### [Task prompt]
Transcribe each line exactly.

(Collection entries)
------------------------------------------------
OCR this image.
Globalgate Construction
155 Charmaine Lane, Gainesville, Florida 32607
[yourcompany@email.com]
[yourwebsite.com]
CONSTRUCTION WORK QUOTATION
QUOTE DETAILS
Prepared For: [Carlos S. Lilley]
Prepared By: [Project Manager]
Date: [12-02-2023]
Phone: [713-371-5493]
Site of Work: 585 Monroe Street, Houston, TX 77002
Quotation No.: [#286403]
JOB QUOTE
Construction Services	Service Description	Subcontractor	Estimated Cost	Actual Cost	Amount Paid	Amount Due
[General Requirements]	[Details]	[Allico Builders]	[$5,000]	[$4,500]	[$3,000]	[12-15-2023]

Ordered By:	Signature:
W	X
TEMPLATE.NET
------------------------------------------------
### [Final result]
OCR this image.
Globalgate Construction
155 Charmaine Lane, Gainesville, Florida 32607
[yourcompany@email.com]
[yourwebsite.com]
CONSTRUCTION WORK QUOTATION
QUOTE DETAILS
Prepared For: [Carlos S. Lilley]
Prepared By: [Project Manager]
Date: [12-02-2023]
Phone: [713-371-5493]
Site of Work: 585 Monroe Street, Houston, TX 77002
Quotation No.: [#286403]
JOB QUOTE
Construction Services	Service Description	Subcontractor	Estimated Cost	Actual Cost	Amount Paid	Amount Due
[General Requirements]	[Details]	[Allico Builders]	[$5,000]	[$4,500]	[$3,000]	[12-15-2023]

Ordered By:	Signature:
W	X
TEMPLATE.NET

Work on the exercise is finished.